Find each line holding "color" and copy it out.

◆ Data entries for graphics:
####################

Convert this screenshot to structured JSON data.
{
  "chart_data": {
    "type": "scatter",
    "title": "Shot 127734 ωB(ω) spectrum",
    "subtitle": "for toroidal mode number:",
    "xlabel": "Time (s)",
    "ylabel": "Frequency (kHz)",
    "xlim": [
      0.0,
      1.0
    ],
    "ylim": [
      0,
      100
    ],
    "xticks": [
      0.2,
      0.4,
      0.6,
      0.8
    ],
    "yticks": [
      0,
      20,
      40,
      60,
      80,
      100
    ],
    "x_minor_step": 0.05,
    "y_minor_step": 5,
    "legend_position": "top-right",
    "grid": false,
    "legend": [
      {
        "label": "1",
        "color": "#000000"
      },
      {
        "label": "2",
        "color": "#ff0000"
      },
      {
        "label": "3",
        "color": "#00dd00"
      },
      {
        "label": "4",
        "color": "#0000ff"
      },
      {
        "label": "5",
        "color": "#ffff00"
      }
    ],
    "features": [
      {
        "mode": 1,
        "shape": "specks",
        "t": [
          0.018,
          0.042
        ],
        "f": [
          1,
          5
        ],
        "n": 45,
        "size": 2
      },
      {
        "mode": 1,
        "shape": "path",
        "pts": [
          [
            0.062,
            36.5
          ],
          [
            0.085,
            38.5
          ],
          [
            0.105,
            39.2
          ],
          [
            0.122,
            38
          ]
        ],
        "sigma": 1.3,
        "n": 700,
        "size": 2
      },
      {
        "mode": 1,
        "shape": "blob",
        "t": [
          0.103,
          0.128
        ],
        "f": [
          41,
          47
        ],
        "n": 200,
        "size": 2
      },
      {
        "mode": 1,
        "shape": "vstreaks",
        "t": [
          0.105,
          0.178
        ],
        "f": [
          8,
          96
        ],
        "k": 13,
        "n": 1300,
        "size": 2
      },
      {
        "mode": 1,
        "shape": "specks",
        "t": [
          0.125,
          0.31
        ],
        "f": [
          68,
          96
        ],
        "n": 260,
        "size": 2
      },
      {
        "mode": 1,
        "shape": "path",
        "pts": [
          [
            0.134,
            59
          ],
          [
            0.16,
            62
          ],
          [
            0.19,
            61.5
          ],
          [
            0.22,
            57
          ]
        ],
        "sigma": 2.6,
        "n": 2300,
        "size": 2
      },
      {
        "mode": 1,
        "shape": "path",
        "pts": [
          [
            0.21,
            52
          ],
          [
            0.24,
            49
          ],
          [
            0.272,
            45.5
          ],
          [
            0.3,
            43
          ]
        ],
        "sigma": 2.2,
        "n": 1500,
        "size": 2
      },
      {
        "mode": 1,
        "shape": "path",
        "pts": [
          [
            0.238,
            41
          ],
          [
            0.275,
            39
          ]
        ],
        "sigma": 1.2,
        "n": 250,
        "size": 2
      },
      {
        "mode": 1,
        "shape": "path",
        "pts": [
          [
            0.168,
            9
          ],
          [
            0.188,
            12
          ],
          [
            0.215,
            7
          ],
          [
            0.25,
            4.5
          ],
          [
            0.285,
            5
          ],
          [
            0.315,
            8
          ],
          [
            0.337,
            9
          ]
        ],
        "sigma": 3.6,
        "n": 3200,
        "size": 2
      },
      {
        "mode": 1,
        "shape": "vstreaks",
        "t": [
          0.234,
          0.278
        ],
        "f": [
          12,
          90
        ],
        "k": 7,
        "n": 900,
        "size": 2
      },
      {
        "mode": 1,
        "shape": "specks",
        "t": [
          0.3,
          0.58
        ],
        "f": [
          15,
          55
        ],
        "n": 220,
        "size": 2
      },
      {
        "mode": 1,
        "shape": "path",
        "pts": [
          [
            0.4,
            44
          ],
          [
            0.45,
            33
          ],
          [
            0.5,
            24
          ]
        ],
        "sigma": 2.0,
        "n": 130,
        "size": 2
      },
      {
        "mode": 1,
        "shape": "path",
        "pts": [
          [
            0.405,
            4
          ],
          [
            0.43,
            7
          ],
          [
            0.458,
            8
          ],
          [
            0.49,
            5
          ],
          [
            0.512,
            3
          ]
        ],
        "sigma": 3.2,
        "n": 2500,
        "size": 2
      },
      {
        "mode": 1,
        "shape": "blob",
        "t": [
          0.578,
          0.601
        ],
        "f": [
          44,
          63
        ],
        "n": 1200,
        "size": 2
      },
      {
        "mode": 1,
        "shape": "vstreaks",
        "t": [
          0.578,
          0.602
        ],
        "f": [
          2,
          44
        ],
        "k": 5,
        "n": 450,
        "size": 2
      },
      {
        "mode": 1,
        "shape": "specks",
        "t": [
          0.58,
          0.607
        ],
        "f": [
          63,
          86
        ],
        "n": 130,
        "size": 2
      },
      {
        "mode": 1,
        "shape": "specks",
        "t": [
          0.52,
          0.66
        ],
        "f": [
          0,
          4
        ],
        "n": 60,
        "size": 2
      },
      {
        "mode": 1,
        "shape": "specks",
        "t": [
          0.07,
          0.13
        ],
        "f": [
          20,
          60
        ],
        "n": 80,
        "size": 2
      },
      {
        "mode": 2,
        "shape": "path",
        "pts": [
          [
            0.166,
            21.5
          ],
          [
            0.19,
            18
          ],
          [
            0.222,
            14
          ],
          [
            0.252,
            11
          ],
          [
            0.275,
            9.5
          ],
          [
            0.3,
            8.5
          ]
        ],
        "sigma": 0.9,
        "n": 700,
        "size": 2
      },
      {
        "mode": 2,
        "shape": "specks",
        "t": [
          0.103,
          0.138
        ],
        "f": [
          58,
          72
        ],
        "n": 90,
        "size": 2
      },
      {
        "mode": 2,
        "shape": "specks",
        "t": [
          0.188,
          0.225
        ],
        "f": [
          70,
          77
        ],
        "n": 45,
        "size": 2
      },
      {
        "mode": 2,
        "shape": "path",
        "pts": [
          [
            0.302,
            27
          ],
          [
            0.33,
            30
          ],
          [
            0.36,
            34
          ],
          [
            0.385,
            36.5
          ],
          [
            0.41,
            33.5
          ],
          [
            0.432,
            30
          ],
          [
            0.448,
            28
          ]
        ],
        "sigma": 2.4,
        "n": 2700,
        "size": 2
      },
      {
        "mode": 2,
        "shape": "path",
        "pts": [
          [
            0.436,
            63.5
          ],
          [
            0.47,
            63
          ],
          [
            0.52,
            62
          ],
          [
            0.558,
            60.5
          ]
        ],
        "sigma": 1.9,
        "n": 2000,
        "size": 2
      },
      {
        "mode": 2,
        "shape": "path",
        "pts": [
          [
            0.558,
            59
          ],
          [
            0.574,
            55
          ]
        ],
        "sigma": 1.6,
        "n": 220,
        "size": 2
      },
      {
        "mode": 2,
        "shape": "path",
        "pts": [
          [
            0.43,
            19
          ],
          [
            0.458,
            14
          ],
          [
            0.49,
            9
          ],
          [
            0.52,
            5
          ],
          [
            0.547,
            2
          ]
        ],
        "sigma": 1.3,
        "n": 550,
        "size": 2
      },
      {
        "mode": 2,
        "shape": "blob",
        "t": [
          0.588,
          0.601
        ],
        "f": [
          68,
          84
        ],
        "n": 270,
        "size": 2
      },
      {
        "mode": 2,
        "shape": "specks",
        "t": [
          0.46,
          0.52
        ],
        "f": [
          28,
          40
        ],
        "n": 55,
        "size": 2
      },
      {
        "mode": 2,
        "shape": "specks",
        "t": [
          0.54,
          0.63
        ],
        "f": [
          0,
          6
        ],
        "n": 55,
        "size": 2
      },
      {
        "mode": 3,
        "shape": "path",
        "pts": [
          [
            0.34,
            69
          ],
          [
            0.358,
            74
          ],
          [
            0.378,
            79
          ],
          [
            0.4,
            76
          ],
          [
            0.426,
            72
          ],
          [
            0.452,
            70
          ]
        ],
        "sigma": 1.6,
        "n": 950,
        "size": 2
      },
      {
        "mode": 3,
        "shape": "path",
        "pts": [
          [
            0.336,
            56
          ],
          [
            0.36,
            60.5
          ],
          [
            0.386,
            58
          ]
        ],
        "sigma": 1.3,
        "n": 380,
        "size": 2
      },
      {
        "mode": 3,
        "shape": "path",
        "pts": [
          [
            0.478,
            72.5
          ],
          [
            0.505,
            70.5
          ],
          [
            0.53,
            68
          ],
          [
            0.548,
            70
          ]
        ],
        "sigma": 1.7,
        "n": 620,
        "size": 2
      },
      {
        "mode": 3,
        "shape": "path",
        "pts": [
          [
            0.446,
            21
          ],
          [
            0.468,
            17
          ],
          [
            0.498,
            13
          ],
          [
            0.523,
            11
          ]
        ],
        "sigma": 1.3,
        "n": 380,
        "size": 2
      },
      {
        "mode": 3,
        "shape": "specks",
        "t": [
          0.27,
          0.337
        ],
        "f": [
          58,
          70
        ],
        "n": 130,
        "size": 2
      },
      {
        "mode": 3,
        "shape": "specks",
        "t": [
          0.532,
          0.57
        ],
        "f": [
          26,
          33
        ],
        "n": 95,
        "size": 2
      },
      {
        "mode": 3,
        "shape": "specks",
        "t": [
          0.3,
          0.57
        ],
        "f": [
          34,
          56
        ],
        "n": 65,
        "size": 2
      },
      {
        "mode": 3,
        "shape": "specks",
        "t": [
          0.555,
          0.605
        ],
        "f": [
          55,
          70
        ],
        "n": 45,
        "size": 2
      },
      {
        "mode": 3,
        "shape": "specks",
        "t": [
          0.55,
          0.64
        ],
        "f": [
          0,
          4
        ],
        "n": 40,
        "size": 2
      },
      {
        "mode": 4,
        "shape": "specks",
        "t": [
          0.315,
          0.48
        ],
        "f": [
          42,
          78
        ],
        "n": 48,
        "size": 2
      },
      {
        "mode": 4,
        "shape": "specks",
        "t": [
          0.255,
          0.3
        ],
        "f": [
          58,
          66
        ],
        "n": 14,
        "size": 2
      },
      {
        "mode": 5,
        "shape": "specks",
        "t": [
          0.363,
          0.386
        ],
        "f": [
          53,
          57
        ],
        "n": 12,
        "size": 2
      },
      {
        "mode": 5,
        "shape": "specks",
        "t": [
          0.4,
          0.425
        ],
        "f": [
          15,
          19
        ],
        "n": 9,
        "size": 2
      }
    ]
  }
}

####################

◆ TASK RESPONSE:
        "color": "#000000"
        "color": "#ff0000"
        "color": "#00dd00"
        "color": "#0000ff"
        "color": "#ffff00"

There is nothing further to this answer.